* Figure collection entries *
+ + + + + + +
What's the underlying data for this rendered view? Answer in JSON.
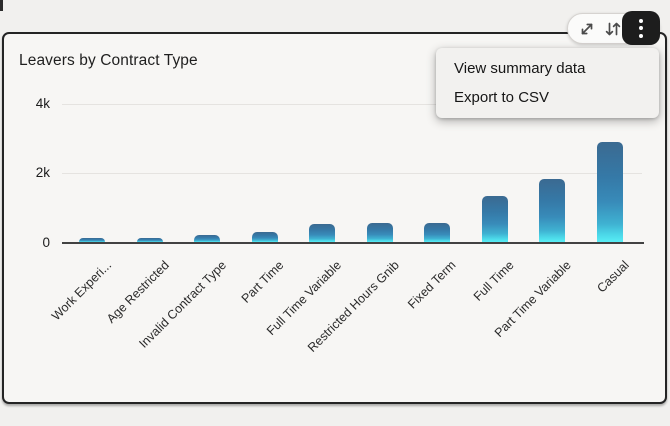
{
  "card": {
    "title": "Leavers by Contract Type"
  },
  "toolbar": {
    "expand_icon": "expand-icon",
    "sort_icon": "sort-arrows-icon",
    "more_icon": "kebab-menu-icon"
  },
  "menu": {
    "items": [
      {
        "label": "View summary data"
      },
      {
        "label": "Export to CSV"
      }
    ]
  },
  "chart_data": {
    "type": "bar",
    "title": "Leavers by Contract Type",
    "categories": [
      "Work Experi...",
      "Age Restricted",
      "Invalid Contract Type",
      "Part Time",
      "Full Time Variable",
      "Restricted Hours Gnib",
      "Fixed Term",
      "Full Time",
      "Part Time Variable",
      "Casual"
    ],
    "values": [
      110,
      110,
      190,
      280,
      530,
      550,
      540,
      1310,
      1820,
      2870
    ],
    "xlabel": "",
    "ylabel": "",
    "y_ticks_top_to_bottom": [
      "4k",
      "2k",
      "0"
    ],
    "ylim": [
      0,
      4300
    ],
    "grid": true,
    "legend": "none",
    "x_label_rotation_deg": -45,
    "bar_gradient_top_to_bottom": [
      "#3b6a91",
      "#3579a7",
      "#388bb9",
      "#3fb2d2",
      "#4cd9e9",
      "#58eef5"
    ]
  }
}
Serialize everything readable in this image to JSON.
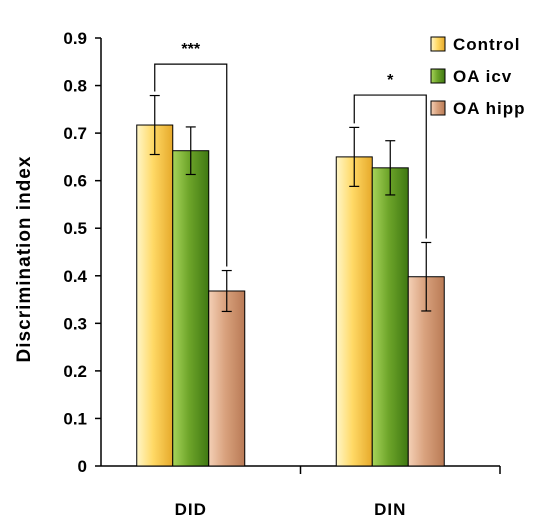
{
  "chart_data": {
    "type": "bar",
    "title": "",
    "xlabel": "",
    "ylabel": "Discrimination index",
    "ylim": [
      0,
      0.9
    ],
    "yticks": [
      "0",
      "0.1",
      "0.2",
      "0.3",
      "0.4",
      "0.5",
      "0.6",
      "0.7",
      "0.8",
      "0.9"
    ],
    "categories": [
      "DID",
      "DIN"
    ],
    "series": [
      {
        "name": "Control",
        "values": [
          0.717,
          0.65
        ],
        "errors": [
          0.062,
          0.062
        ],
        "color": "#ffd966",
        "color_light": "#fff6c8",
        "color_dark": "#e6a92a"
      },
      {
        "name": "OA icv",
        "values": [
          0.663,
          0.627
        ],
        "errors": [
          0.05,
          0.057
        ],
        "color": "#6ea52a",
        "color_light": "#a6d45a",
        "color_dark": "#3f7812"
      },
      {
        "name": "OA hipp",
        "values": [
          0.368,
          0.398
        ],
        "errors": [
          0.043,
          0.072
        ],
        "color": "#d9a27e",
        "color_light": "#f4d0b6",
        "color_dark": "#b97a55"
      }
    ],
    "significance": [
      {
        "category": "DID",
        "label": "***"
      },
      {
        "category": "DIN",
        "label": "*"
      }
    ],
    "legend_position": "top-right",
    "grid": false
  }
}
+ + + + + + +
* Task description *
From the material above, write out exactly the lines from the line with "Serialize everything readable" through the closing line, inclusive, and no pictures.

* Solution to this problem *
Serialize everything readable in this image to JSON.
{
  "chart_data": {
    "type": "bar",
    "title": "",
    "xlabel": "",
    "ylabel": "Discrimination index",
    "ylim": [
      0,
      0.9
    ],
    "yticks": [
      "0",
      "0.1",
      "0.2",
      "0.3",
      "0.4",
      "0.5",
      "0.6",
      "0.7",
      "0.8",
      "0.9"
    ],
    "categories": [
      "DID",
      "DIN"
    ],
    "series": [
      {
        "name": "Control",
        "values": [
          0.717,
          0.65
        ],
        "errors": [
          0.062,
          0.062
        ],
        "color": "#ffd966",
        "color_light": "#fff6c8",
        "color_dark": "#e6a92a"
      },
      {
        "name": "OA icv",
        "values": [
          0.663,
          0.627
        ],
        "errors": [
          0.05,
          0.057
        ],
        "color": "#6ea52a",
        "color_light": "#a6d45a",
        "color_dark": "#3f7812"
      },
      {
        "name": "OA hipp",
        "values": [
          0.368,
          0.398
        ],
        "errors": [
          0.043,
          0.072
        ],
        "color": "#d9a27e",
        "color_light": "#f4d0b6",
        "color_dark": "#b97a55"
      }
    ],
    "significance": [
      {
        "category": "DID",
        "label": "***"
      },
      {
        "category": "DIN",
        "label": "*"
      }
    ],
    "legend_position": "top-right",
    "grid": false
  }
}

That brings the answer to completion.